───── Working data
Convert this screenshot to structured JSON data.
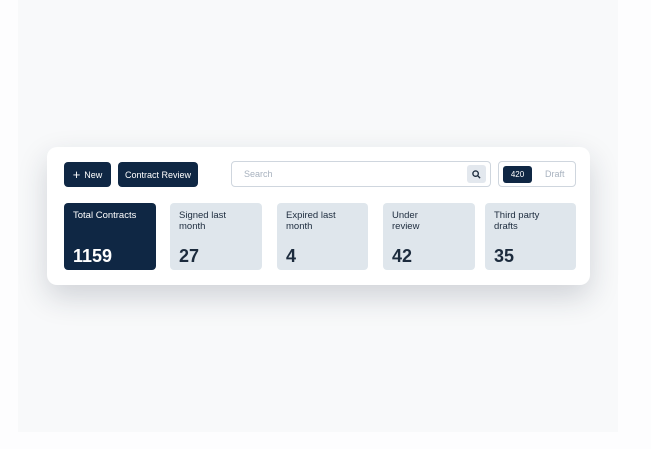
{
  "toolbar": {
    "new_label": "New",
    "contract_review_label": "Contract Review",
    "search_placeholder": "Search",
    "toggle_count": "420",
    "toggle_draft": "Draft"
  },
  "stats": [
    {
      "label": "Total Contracts",
      "value": "1159"
    },
    {
      "label": "Signed last month",
      "value": "27"
    },
    {
      "label": "Expired last month",
      "value": "4"
    },
    {
      "label": "Under review",
      "value": "42"
    },
    {
      "label": "Third party drafts",
      "value": "35"
    }
  ],
  "colors": {
    "primary": "#0f2744",
    "card_bg": "#dfe6ec"
  }
}
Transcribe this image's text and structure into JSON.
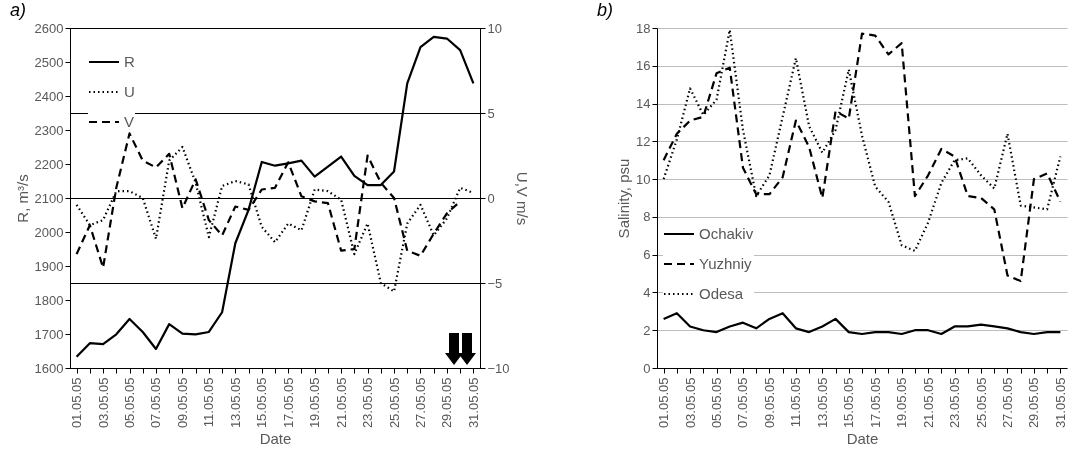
{
  "chart_data": [
    {
      "type": "line",
      "title": "a)",
      "xlabel": "Date",
      "ylabel": "R, m³/s",
      "y2label": "U,V m/s",
      "categories": [
        "01.05.05",
        null,
        "03.05.05",
        null,
        "05.05.05",
        null,
        "07.05.05",
        null,
        "09.05.05",
        null,
        "11.05.05",
        null,
        "13.05.05",
        null,
        "15.05.05",
        null,
        "17.05.05",
        null,
        "19.05.05",
        null,
        "21.05.05",
        null,
        "23.05.05",
        null,
        "25.05.05",
        null,
        "27.05.05",
        null,
        "29.05.05",
        null,
        "31.05.05"
      ],
      "series": [
        {
          "name": "R",
          "color": "#000000",
          "line_style": "solid",
          "values": [
            1633,
            1673,
            1670,
            1699,
            1744,
            1706,
            1656,
            1729,
            1701,
            1699,
            1706,
            1764,
            1967,
            2065,
            2206,
            2195,
            2202,
            2210,
            2163,
            2192,
            2222,
            2165,
            2138,
            2138,
            2178,
            2437,
            2544,
            2574,
            2569,
            2535,
            2437
          ]
        },
        {
          "name": "U",
          "color": "#000000",
          "line_style": "dotted",
          "axis": "y2",
          "values": [
            -0.4,
            -1.6,
            -1.3,
            0.4,
            0.4,
            0.0,
            -2.4,
            2.2,
            3.0,
            0.9,
            -2.3,
            0.7,
            1.0,
            0.8,
            -1.7,
            -2.6,
            -1.5,
            -1.9,
            0.5,
            0.4,
            -0.1,
            -3.3,
            -1.5,
            -5.0,
            -5.5,
            -1.5,
            -0.4,
            -2.2,
            -1.2,
            0.6,
            0.3
          ]
        },
        {
          "name": "V",
          "color": "#000000",
          "line_style": "dashed",
          "axis": "y2",
          "values": [
            -3.3,
            -1.6,
            -4.1,
            0.6,
            3.8,
            2.2,
            1.8,
            2.6,
            -0.6,
            1.1,
            -1.3,
            -2.2,
            -0.5,
            -0.7,
            0.5,
            0.6,
            2.1,
            0.1,
            -0.2,
            -0.3,
            -3.1,
            -3.0,
            2.5,
            0.9,
            0.0,
            -3.1,
            -3.4,
            -2.1,
            -0.9,
            -0.2,
            null
          ]
        }
      ],
      "ylim": [
        1600,
        2600
      ],
      "yticks": [
        1600,
        1700,
        1800,
        1900,
        2000,
        2100,
        2200,
        2300,
        2400,
        2500,
        2600
      ],
      "y2lim": [
        -10,
        10
      ],
      "y2ticks": [
        -10,
        -5,
        0,
        5,
        10
      ],
      "grid": "y2",
      "legend": "top left"
    },
    {
      "type": "line",
      "title": "b)",
      "xlabel": "Date",
      "ylabel": "Salinity, psu",
      "categories": [
        "01.05.05",
        null,
        "03.05.05",
        null,
        "05.05.05",
        null,
        "07.05.05",
        null,
        "09.05.05",
        null,
        "11.05.05",
        null,
        "13.05.05",
        null,
        "15.05.05",
        null,
        "17.05.05",
        null,
        "19.05.05",
        null,
        "21.05.05",
        null,
        "23.05.05",
        null,
        "25.05.05",
        null,
        "27.05.05",
        null,
        "29.05.05",
        null,
        "31.05.05"
      ],
      "series": [
        {
          "name": "Ochakiv",
          "color": "#000000",
          "line_style": "solid",
          "values": [
            2.6,
            2.9,
            2.2,
            2.0,
            1.9,
            2.2,
            2.4,
            2.1,
            2.6,
            2.9,
            2.1,
            1.9,
            2.2,
            2.6,
            1.9,
            1.8,
            1.9,
            1.9,
            1.8,
            2.0,
            2.0,
            1.8,
            2.2,
            2.2,
            2.3,
            2.2,
            2.1,
            1.9,
            1.8,
            1.9,
            1.9
          ]
        },
        {
          "name": "Yuzhniy",
          "color": "#000000",
          "line_style": "dashed",
          "values": [
            11.0,
            12.4,
            13.1,
            13.3,
            15.6,
            15.9,
            10.6,
            9.2,
            9.2,
            10.1,
            13.1,
            11.7,
            9.0,
            13.6,
            13.2,
            17.7,
            17.6,
            16.6,
            17.2,
            9.1,
            10.2,
            11.6,
            11.2,
            9.1,
            9.0,
            8.4,
            4.9,
            4.6,
            10.0,
            10.3,
            8.8
          ]
        },
        {
          "name": "Odesa",
          "color": "#000000",
          "line_style": "dotted",
          "values": [
            10.0,
            12.1,
            14.8,
            13.4,
            14.2,
            17.9,
            12.6,
            9.1,
            10.2,
            13.3,
            16.4,
            12.8,
            11.4,
            12.6,
            15.8,
            12.3,
            9.6,
            8.8,
            6.5,
            6.2,
            7.7,
            9.8,
            11.0,
            11.1,
            10.2,
            9.5,
            12.4,
            8.6,
            8.5,
            8.4,
            11.2
          ]
        }
      ],
      "ylim": [
        0,
        18
      ],
      "yticks": [
        0,
        2,
        4,
        6,
        8,
        10,
        12,
        14,
        16,
        18
      ],
      "grid": "y",
      "legend": "left"
    }
  ]
}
──────────
▶ **Problem to work on**
Reproduce the records, all of them, word for word; omit the pictures.

▶ **Result of this task**
Convert this screenshot to structured JSON data.
{
  "toolbar": {
    "new_label": "New",
    "contract_review_label": "Contract Review",
    "search_placeholder": "Search",
    "toggle_count": "420",
    "toggle_draft": "Draft"
  },
  "stats": [
    {
      "label": "Total Contracts",
      "value": "1159"
    },
    {
      "label": "Signed last month",
      "value": "27"
    },
    {
      "label": "Expired last month",
      "value": "4"
    },
    {
      "label": "Under review",
      "value": "42"
    },
    {
      "label": "Third party drafts",
      "value": "35"
    }
  ],
  "colors": {
    "primary": "#0f2744",
    "card_bg": "#dfe6ec"
  }
}
Transcribe this image's text and structure into JSON.
{
  "chart_data": [
    {
      "type": "line",
      "title": "a)",
      "xlabel": "Date",
      "ylabel": "R, m³/s",
      "y2label": "U,V m/s",
      "categories": [
        "01.05.05",
        null,
        "03.05.05",
        null,
        "05.05.05",
        null,
        "07.05.05",
        null,
        "09.05.05",
        null,
        "11.05.05",
        null,
        "13.05.05",
        null,
        "15.05.05",
        null,
        "17.05.05",
        null,
        "19.05.05",
        null,
        "21.05.05",
        null,
        "23.05.05",
        null,
        "25.05.05",
        null,
        "27.05.05",
        null,
        "29.05.05",
        null,
        "31.05.05"
      ],
      "series": [
        {
          "name": "R",
          "color": "#000000",
          "line_style": "solid",
          "values": [
            1633,
            1673,
            1670,
            1699,
            1744,
            1706,
            1656,
            1729,
            1701,
            1699,
            1706,
            1764,
            1967,
            2065,
            2206,
            2195,
            2202,
            2210,
            2163,
            2192,
            2222,
            2165,
            2138,
            2138,
            2178,
            2437,
            2544,
            2574,
            2569,
            2535,
            2437
          ]
        },
        {
          "name": "U",
          "color": "#000000",
          "line_style": "dotted",
          "axis": "y2",
          "values": [
            -0.4,
            -1.6,
            -1.3,
            0.4,
            0.4,
            0.0,
            -2.4,
            2.2,
            3.0,
            0.9,
            -2.3,
            0.7,
            1.0,
            0.8,
            -1.7,
            -2.6,
            -1.5,
            -1.9,
            0.5,
            0.4,
            -0.1,
            -3.3,
            -1.5,
            -5.0,
            -5.5,
            -1.5,
            -0.4,
            -2.2,
            -1.2,
            0.6,
            0.3
          ]
        },
        {
          "name": "V",
          "color": "#000000",
          "line_style": "dashed",
          "axis": "y2",
          "values": [
            -3.3,
            -1.6,
            -4.1,
            0.6,
            3.8,
            2.2,
            1.8,
            2.6,
            -0.6,
            1.1,
            -1.3,
            -2.2,
            -0.5,
            -0.7,
            0.5,
            0.6,
            2.1,
            0.1,
            -0.2,
            -0.3,
            -3.1,
            -3.0,
            2.5,
            0.9,
            0.0,
            -3.1,
            -3.4,
            -2.1,
            -0.9,
            -0.2,
            null
          ]
        }
      ],
      "ylim": [
        1600,
        2600
      ],
      "yticks": [
        1600,
        1700,
        1800,
        1900,
        2000,
        2100,
        2200,
        2300,
        2400,
        2500,
        2600
      ],
      "y2lim": [
        -10,
        10
      ],
      "y2ticks": [
        -10,
        -5,
        0,
        5,
        10
      ],
      "grid": "y2",
      "legend": "top left"
    },
    {
      "type": "line",
      "title": "b)",
      "xlabel": "Date",
      "ylabel": "Salinity, psu",
      "categories": [
        "01.05.05",
        null,
        "03.05.05",
        null,
        "05.05.05",
        null,
        "07.05.05",
        null,
        "09.05.05",
        null,
        "11.05.05",
        null,
        "13.05.05",
        null,
        "15.05.05",
        null,
        "17.05.05",
        null,
        "19.05.05",
        null,
        "21.05.05",
        null,
        "23.05.05",
        null,
        "25.05.05",
        null,
        "27.05.05",
        null,
        "29.05.05",
        null,
        "31.05.05"
      ],
      "series": [
        {
          "name": "Ochakiv",
          "color": "#000000",
          "line_style": "solid",
          "values": [
            2.6,
            2.9,
            2.2,
            2.0,
            1.9,
            2.2,
            2.4,
            2.1,
            2.6,
            2.9,
            2.1,
            1.9,
            2.2,
            2.6,
            1.9,
            1.8,
            1.9,
            1.9,
            1.8,
            2.0,
            2.0,
            1.8,
            2.2,
            2.2,
            2.3,
            2.2,
            2.1,
            1.9,
            1.8,
            1.9,
            1.9
          ]
        },
        {
          "name": "Yuzhniy",
          "color": "#000000",
          "line_style": "dashed",
          "values": [
            11.0,
            12.4,
            13.1,
            13.3,
            15.6,
            15.9,
            10.6,
            9.2,
            9.2,
            10.1,
            13.1,
            11.7,
            9.0,
            13.6,
            13.2,
            17.7,
            17.6,
            16.6,
            17.2,
            9.1,
            10.2,
            11.6,
            11.2,
            9.1,
            9.0,
            8.4,
            4.9,
            4.6,
            10.0,
            10.3,
            8.8
          ]
        },
        {
          "name": "Odesa",
          "color": "#000000",
          "line_style": "dotted",
          "values": [
            10.0,
            12.1,
            14.8,
            13.4,
            14.2,
            17.9,
            12.6,
            9.1,
            10.2,
            13.3,
            16.4,
            12.8,
            11.4,
            12.6,
            15.8,
            12.3,
            9.6,
            8.8,
            6.5,
            6.2,
            7.7,
            9.8,
            11.0,
            11.1,
            10.2,
            9.5,
            12.4,
            8.6,
            8.5,
            8.4,
            11.2
          ]
        }
      ],
      "ylim": [
        0,
        18
      ],
      "yticks": [
        0,
        2,
        4,
        6,
        8,
        10,
        12,
        14,
        16,
        18
      ],
      "grid": "y",
      "legend": "left"
    }
  ]
}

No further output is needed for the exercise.